- **What to produce**
For each line of the data below that holds "will", copy the line.

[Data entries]
-*-
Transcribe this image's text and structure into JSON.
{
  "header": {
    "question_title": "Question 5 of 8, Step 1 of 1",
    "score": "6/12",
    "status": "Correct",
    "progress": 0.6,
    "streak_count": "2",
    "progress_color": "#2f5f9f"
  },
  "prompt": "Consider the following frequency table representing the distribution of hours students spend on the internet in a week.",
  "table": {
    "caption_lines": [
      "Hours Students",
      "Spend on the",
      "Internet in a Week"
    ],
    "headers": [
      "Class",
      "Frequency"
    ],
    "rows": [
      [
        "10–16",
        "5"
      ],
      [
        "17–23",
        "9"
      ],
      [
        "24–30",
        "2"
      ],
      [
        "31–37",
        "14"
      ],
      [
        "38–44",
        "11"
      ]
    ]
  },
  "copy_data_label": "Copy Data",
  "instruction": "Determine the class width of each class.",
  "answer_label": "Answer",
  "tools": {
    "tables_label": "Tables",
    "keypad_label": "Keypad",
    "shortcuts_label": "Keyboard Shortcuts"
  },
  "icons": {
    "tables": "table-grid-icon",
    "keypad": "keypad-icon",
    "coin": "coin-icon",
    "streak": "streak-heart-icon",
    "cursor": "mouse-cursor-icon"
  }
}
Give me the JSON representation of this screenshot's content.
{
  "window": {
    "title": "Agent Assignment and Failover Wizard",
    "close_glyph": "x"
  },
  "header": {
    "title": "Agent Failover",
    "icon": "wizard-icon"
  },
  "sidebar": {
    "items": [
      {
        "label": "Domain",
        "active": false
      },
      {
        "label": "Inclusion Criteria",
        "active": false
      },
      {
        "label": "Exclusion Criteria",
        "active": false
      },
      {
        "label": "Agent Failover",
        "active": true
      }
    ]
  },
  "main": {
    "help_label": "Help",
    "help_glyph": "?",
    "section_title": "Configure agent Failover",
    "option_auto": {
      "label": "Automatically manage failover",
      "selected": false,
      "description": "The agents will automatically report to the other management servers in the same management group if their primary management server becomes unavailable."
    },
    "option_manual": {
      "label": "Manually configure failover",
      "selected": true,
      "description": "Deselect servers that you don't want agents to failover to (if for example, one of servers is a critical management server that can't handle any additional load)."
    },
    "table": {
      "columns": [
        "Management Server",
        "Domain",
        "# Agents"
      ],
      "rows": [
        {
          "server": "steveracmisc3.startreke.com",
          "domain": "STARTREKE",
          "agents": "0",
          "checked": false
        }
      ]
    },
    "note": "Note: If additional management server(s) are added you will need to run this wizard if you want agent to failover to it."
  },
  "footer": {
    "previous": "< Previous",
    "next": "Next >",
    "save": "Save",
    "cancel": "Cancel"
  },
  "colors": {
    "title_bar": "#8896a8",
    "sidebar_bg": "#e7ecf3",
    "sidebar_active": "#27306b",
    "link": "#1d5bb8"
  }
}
-*-
- **Response**
      "description": "The agents will automatically report to the other management servers in the same management group if their primary management server becomes unavailable."
    "note": "Note: If additional management server(s) are added you will need to run this wizard if you want agent to failover to it."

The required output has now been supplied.